(DESCRIPTION OF THE TASK):
Without the pictures, print each of the records below exactly as it appears.

Raw records
□ □ □

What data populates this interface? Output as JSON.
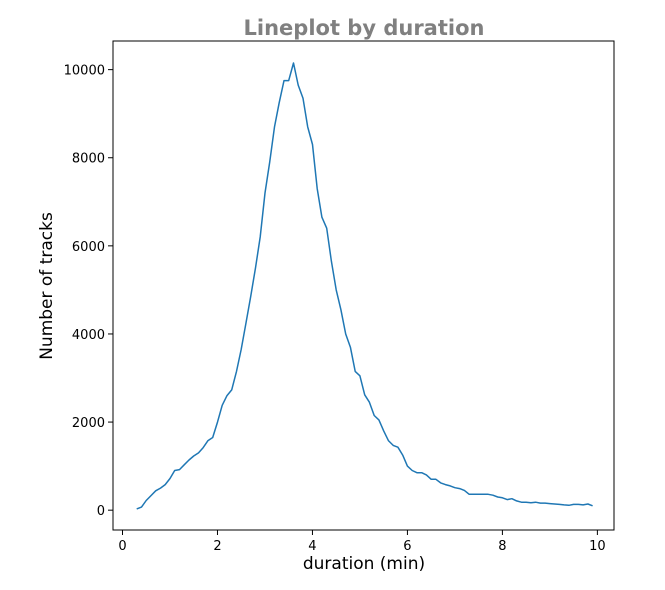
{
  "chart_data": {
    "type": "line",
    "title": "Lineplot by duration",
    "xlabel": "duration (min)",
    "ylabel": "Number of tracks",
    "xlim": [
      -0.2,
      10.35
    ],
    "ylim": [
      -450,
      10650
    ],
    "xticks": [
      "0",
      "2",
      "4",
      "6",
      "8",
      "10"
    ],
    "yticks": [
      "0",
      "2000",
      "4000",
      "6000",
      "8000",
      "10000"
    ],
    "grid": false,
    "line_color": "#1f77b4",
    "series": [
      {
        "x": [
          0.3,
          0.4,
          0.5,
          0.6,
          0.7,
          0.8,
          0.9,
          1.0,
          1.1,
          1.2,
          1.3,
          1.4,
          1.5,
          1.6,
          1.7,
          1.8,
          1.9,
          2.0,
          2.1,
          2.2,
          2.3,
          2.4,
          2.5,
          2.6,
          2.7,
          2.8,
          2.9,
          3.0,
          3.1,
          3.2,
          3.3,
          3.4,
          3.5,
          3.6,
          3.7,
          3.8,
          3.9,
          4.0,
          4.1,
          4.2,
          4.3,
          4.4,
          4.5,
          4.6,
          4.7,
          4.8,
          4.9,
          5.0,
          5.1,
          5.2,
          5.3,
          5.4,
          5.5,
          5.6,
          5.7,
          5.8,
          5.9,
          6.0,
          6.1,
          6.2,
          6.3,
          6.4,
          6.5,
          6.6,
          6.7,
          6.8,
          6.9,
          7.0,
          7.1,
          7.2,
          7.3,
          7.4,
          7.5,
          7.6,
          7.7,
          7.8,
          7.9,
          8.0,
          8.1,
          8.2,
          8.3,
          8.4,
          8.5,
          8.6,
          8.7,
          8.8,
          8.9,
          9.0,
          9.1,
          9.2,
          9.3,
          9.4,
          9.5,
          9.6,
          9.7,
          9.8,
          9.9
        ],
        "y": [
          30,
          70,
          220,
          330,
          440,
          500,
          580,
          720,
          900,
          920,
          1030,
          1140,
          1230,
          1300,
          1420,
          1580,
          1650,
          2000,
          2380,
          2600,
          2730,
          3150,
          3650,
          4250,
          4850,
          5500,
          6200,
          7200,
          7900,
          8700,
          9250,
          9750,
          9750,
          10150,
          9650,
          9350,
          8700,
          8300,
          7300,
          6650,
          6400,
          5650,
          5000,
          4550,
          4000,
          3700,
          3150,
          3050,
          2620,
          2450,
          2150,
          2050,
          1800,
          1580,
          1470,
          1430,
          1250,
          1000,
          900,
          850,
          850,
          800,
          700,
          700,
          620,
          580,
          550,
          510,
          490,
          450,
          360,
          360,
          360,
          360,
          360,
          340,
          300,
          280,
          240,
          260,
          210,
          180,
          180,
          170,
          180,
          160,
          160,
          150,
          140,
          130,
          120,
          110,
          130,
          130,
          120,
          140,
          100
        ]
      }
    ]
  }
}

□ □ □

(WRITTEN ANSWER):
What data populates this interface? Output as JSON.
{
  "chart_data": {
    "type": "line",
    "title": "Lineplot by duration",
    "xlabel": "duration (min)",
    "ylabel": "Number of tracks",
    "xlim": [
      -0.2,
      10.35
    ],
    "ylim": [
      -450,
      10650
    ],
    "xticks": [
      "0",
      "2",
      "4",
      "6",
      "8",
      "10"
    ],
    "yticks": [
      "0",
      "2000",
      "4000",
      "6000",
      "8000",
      "10000"
    ],
    "grid": false,
    "line_color": "#1f77b4",
    "series": [
      {
        "x": [
          0.3,
          0.4,
          0.5,
          0.6,
          0.7,
          0.8,
          0.9,
          1.0,
          1.1,
          1.2,
          1.3,
          1.4,
          1.5,
          1.6,
          1.7,
          1.8,
          1.9,
          2.0,
          2.1,
          2.2,
          2.3,
          2.4,
          2.5,
          2.6,
          2.7,
          2.8,
          2.9,
          3.0,
          3.1,
          3.2,
          3.3,
          3.4,
          3.5,
          3.6,
          3.7,
          3.8,
          3.9,
          4.0,
          4.1,
          4.2,
          4.3,
          4.4,
          4.5,
          4.6,
          4.7,
          4.8,
          4.9,
          5.0,
          5.1,
          5.2,
          5.3,
          5.4,
          5.5,
          5.6,
          5.7,
          5.8,
          5.9,
          6.0,
          6.1,
          6.2,
          6.3,
          6.4,
          6.5,
          6.6,
          6.7,
          6.8,
          6.9,
          7.0,
          7.1,
          7.2,
          7.3,
          7.4,
          7.5,
          7.6,
          7.7,
          7.8,
          7.9,
          8.0,
          8.1,
          8.2,
          8.3,
          8.4,
          8.5,
          8.6,
          8.7,
          8.8,
          8.9,
          9.0,
          9.1,
          9.2,
          9.3,
          9.4,
          9.5,
          9.6,
          9.7,
          9.8,
          9.9
        ],
        "y": [
          30,
          70,
          220,
          330,
          440,
          500,
          580,
          720,
          900,
          920,
          1030,
          1140,
          1230,
          1300,
          1420,
          1580,
          1650,
          2000,
          2380,
          2600,
          2730,
          3150,
          3650,
          4250,
          4850,
          5500,
          6200,
          7200,
          7900,
          8700,
          9250,
          9750,
          9750,
          10150,
          9650,
          9350,
          8700,
          8300,
          7300,
          6650,
          6400,
          5650,
          5000,
          4550,
          4000,
          3700,
          3150,
          3050,
          2620,
          2450,
          2150,
          2050,
          1800,
          1580,
          1470,
          1430,
          1250,
          1000,
          900,
          850,
          850,
          800,
          700,
          700,
          620,
          580,
          550,
          510,
          490,
          450,
          360,
          360,
          360,
          360,
          360,
          340,
          300,
          280,
          240,
          260,
          210,
          180,
          180,
          170,
          180,
          160,
          160,
          150,
          140,
          130,
          120,
          110,
          130,
          130,
          120,
          140,
          100
        ]
      }
    ]
  }
}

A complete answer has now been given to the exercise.